Images appear in the records below; leave them out and repeat everything else exactly.

# SOURCE DATA start

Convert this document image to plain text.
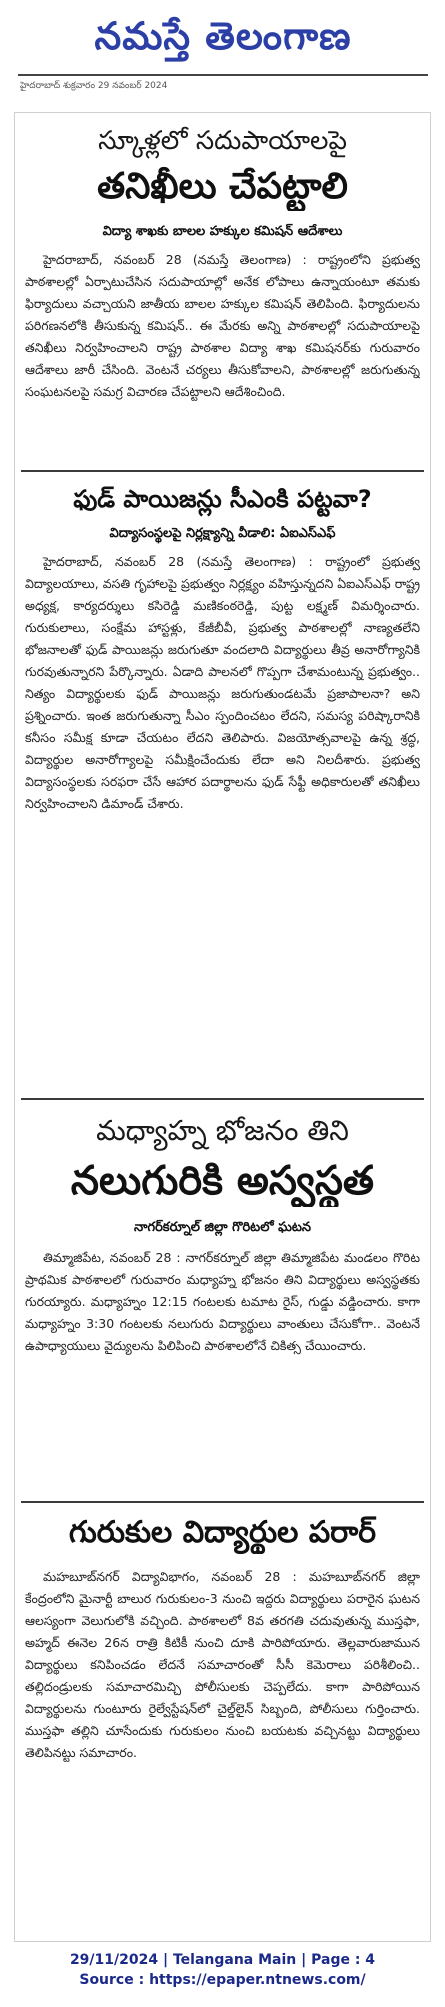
నమస్తే తెలంగాణ
హైదరాబాద్ శుక్రవారం 29 నవంబర్ 2024
స్కూళ్లలో సదుపాయాలపై
తనిఖీలు చేపట్టాలి
విద్యా శాఖకు బాలల హక్కుల కమిషన్ ఆదేశాలు
హైదరాబాద్, నవంబర్ 28 (నమస్తే తెలంగాణ) : రాష్ట్రంలోని ప్రభుత్వ పాఠశాలల్లో ఏర్పాటుచేసిన సదుపాయాల్లో అనేక లోపాలు ఉన్నాయంటూ తమకు ఫిర్యాదులు వచ్చాయని జాతీయ బాలల హక్కుల కమిషన్ తెలిపింది. ఫిర్యాదులను పరిగణనలోకి తీసుకున్న కమిషన్.. ఈ మేరకు అన్ని పాఠశాలల్లో సదుపాయాలపై తనిఖీలు నిర్వహించాలని రాష్ట్ర పాఠశాల విద్యా శాఖ కమిషనర్‌కు గురువారం ఆదేశాలు జారీ చేసింది. వెంటనే చర్యలు తీసుకోవాలని, పాఠశాలల్లో జరుగుతున్న సంఘటనలపై సమగ్ర విచారణ చేపట్టాలని ఆదేశించింది.
ఫుడ్ పాయిజన్లు సీఎంకి పట్టవా?
విద్యాసంస్థలపై నిర్లక్ష్యాన్ని వీడాలి: ఏఐఎస్ఎఫ్
హైదరాబాద్, నవంబర్ 28 (నమస్తే తెలంగాణ) : రాష్ట్రంలో ప్రభుత్వ విద్యాలయాలు, వసతి గృహాలపై ప్రభుత్వం నిర్లక్ష్యం వహిస్తున్నదని ఏఐఎస్ఎఫ్ రాష్ట్ర అధ్యక్ష, కార్యదర్శులు కసిరెడ్డి మణికంఠరెడ్డి, పుట్ట లక్ష్మణ్ విమర్శించారు. గురుకులాలు, సంక్షేమ హాస్టళ్లు, కేజీబీవీ, ప్రభుత్వ పాఠశాలల్లో నాణ్యతలేని భోజనాలతో ఫుడ్ పాయిజన్లు జరుగుతూ వందలాది విద్యార్థులు తీవ్ర అనారోగ్యానికి గురవుతున్నారని పేర్కొన్నారు. ఏడాది పాలనలో గొప్పగా చేశామంటున్న ప్రభుత్వం.. నిత్యం విద్యార్థులకు ఫుడ్ పాయిజన్లు జరుగుతుండటమే ప్రజాపాలనా? అని ప్రశ్నించారు. ఇంత జరుగుతున్నా సీఎం స్పందించటం లేదని, సమస్య పరిష్కారానికి కనీసం సమీక్ష కూడా చేయటం లేదని తెలిపారు. విజయోత్సవాలపై ఉన్న శ్రద్ధ, విద్యార్థుల అనారోగ్యాలపై సమీక్షించేందుకు లేదా అని నిలదీశారు. ప్రభుత్వ విద్యాసంస్థలకు సరఫరా చేసే ఆహార పదార్థాలను ఫుడ్ సేఫ్టీ అధికారులతో తనిఖీలు నిర్వహించాలని డిమాండ్ చేశారు.
మధ్యాహ్న భోజనం తిని
నలుగురికి అస్వస్థత
నాగర్‌కర్నూల్ జిల్లా గొరిటలో ఘటన
తిమ్మాజిపేట, నవంబర్ 28 : నాగర్‌కర్నూల్ జిల్లా తిమ్మాజిపేట మండలం గొరిట ప్రాథమిక పాఠశాలలో గురువారం మధ్యాహ్న భోజనం తిని విద్యార్థులు అస్వస్థతకు గురయ్యారు. మధ్యాహ్నం 12:15 గంటలకు టమాట రైస్, గుడ్డు వడ్డించారు. కాగా మధ్యాహ్నం 3:30 గంటలకు నలుగురు విద్యార్థులు వాంతులు చేసుకోగా.. వెంటనే ఉపాధ్యాయులు వైద్యులను పిలిపించి పాఠశాలలోనే చికిత్స చేయించారు.
గురుకుల విద్యార్థుల పరార్
మహబూబ్‌నగర్ విద్యావిభాగం, నవంబర్ 28 : మహబూబ్‌నగర్ జిల్లా కేంద్రంలోని మైనార్టీ బాలుర గురుకులం-3 నుంచి ఇద్దరు విద్యార్థులు పరారైన ఘటన ఆలస్యంగా వెలుగులోకి వచ్చింది. పాఠశాలలో 8వ తరగతి చదువుతున్న ముస్తఫా, అహ్మద్ ఈనెల 26న రాత్రి కిటికీ నుంచి దూకి పారిపోయారు. తెల్లవారుజామున విద్యార్థులు కనిపించడం లేదనే సమాచారంతో సీసీ కెమెరాలు పరిశీలించి.. తల్లిదండ్రులకు సమాచారమిచ్చి పోలీసులకు చెప్పలేదు. కాగా పారిపోయిన విద్యార్థులను గుంటూరు రైల్వేస్టేషన్‌లో చైల్డ్‌లైన్ సిబ్బంది, పోలీసులు గుర్తించారు. ముస్తఫా తల్లిని చూసేందుకు గురుకులం నుంచి బయటకు వచ్చినట్టు విద్యార్థులు తెలిపినట్టు సమాచారం.
29/11/2024 | Telangana Main | Page : 4
Source : https://epaper.ntnews.com/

# SOURCE DATA end

**FINISHED TASK:**
Convert this document image to plain text.
నమస్తే తెలంగాణ
హైదరాబాద్ శుక్రవారం 29 నవంబర్ 2024
స్కూళ్లలో సదుపాయాలపై
తనిఖీలు చేపట్టాలి
విద్యా శాఖకు బాలల హక్కుల కమిషన్ ఆదేశాలు
హైదరాబాద్, నవంబర్ 28 (నమస్తే తెలంగాణ) : రాష్ట్రంలోని ప్రభుత్వ పాఠశాలల్లో ఏర్పాటుచేసిన సదుపాయాల్లో అనేక లోపాలు ఉన్నాయంటూ తమకు ఫిర్యాదులు వచ్చాయని జాతీయ బాలల హక్కుల కమిషన్ తెలిపింది. ఫిర్యాదులను పరిగణనలోకి తీసుకున్న కమిషన్.. ఈ మేరకు అన్ని పాఠశాలల్లో సదుపాయాలపై తనిఖీలు నిర్వహించాలని రాష్ట్ర పాఠశాల విద్యా శాఖ కమిషనర్‌కు గురువారం ఆదేశాలు జారీ చేసింది. వెంటనే చర్యలు తీసుకోవాలని, పాఠశాలల్లో జరుగుతున్న సంఘటనలపై సమగ్ర విచారణ చేపట్టాలని ఆదేశించింది.
ఫుడ్ పాయిజన్లు సీఎంకి పట్టవా?
విద్యాసంస్థలపై నిర్లక్ష్యాన్ని వీడాలి: ఏఐఎస్ఎఫ్
హైదరాబాద్, నవంబర్ 28 (నమస్తే తెలంగాణ) : రాష్ట్రంలో ప్రభుత్వ విద్యాలయాలు, వసతి గృహాలపై ప్రభుత్వం నిర్లక్ష్యం వహిస్తున్నదని ఏఐఎస్ఎఫ్ రాష్ట్ర అధ్యక్ష, కార్యదర్శులు కసిరెడ్డి మణికంఠరెడ్డి, పుట్ట లక్ష్మణ్ విమర్శించారు. గురుకులాలు, సంక్షేమ హాస్టళ్లు, కేజీబీవీ, ప్రభుత్వ పాఠశాలల్లో నాణ్యతలేని భోజనాలతో ఫుడ్ పాయిజన్లు జరుగుతూ వందలాది విద్యార్థులు తీవ్ర అనారోగ్యానికి గురవుతున్నారని పేర్కొన్నారు. ఏడాది పాలనలో గొప్పగా చేశామంటున్న ప్రభుత్వం.. నిత్యం విద్యార్థులకు ఫుడ్ పాయిజన్లు జరుగుతుండటమే ప్రజాపాలనా? అని ప్రశ్నించారు. ఇంత జరుగుతున్నా సీఎం స్పందించటం లేదని, సమస్య పరిష్కారానికి కనీసం సమీక్ష కూడా చేయటం లేదని తెలిపారు. విజయోత్సవాలపై ఉన్న శ్రద్ధ, విద్యార్థుల అనారోగ్యాలపై సమీక్షించేందుకు లేదా అని నిలదీశారు. ప్రభుత్వ విద్యాసంస్థలకు సరఫరా చేసే ఆహార పదార్థాలను ఫుడ్ సేఫ్టీ అధికారులతో తనిఖీలు నిర్వహించాలని డిమాండ్ చేశారు.
మధ్యాహ్న భోజనం తిని
నలుగురికి అస్వస్థత
నాగర్‌కర్నూల్ జిల్లా గొరిటలో ఘటన
తిమ్మాజిపేట, నవంబర్ 28 : నాగర్‌కర్నూల్ జిల్లా తిమ్మాజిపేట మండలం గొరిట ప్రాథమిక పాఠశాలలో గురువారం మధ్యాహ్న భోజనం తిని విద్యార్థులు అస్వస్థతకు గురయ్యారు. మధ్యాహ్నం 12:15 గంటలకు టమాట రైస్, గుడ్డు వడ్డించారు. కాగా మధ్యాహ్నం 3:30 గంటలకు నలుగురు విద్యార్థులు వాంతులు చేసుకోగా.. వెంటనే ఉపాధ్యాయులు వైద్యులను పిలిపించి పాఠశాలలోనే చికిత్స చేయించారు.
గురుకుల విద్యార్థుల పరార్
మహబూబ్‌నగర్ విద్యావిభాగం, నవంబర్ 28 : మహబూబ్‌నగర్ జిల్లా కేంద్రంలోని మైనార్టీ బాలుర గురుకులం-3 నుంచి ఇద్దరు విద్యార్థులు పరారైన ఘటన ఆలస్యంగా వెలుగులోకి వచ్చింది. పాఠశాలలో 8వ తరగతి చదువుతున్న ముస్తఫా, అహ్మద్ ఈనెల 26న రాత్రి కిటికీ నుంచి దూకి పారిపోయారు. తెల్లవారుజామున విద్యార్థులు కనిపించడం లేదనే సమాచారంతో సీసీ కెమెరాలు పరిశీలించి.. తల్లిదండ్రులకు సమాచారమిచ్చి పోలీసులకు చెప్పలేదు. కాగా పారిపోయిన విద్యార్థులను గుంటూరు రైల్వేస్టేషన్‌లో చైల్డ్‌లైన్ సిబ్బంది, పోలీసులు గుర్తించారు. ముస్తఫా తల్లిని చూసేందుకు గురుకులం నుంచి బయటకు వచ్చినట్టు విద్యార్థులు తెలిపినట్టు సమాచారం.
29/11/2024 | Telangana Main | Page : 4
Source : https://epaper.ntnews.com/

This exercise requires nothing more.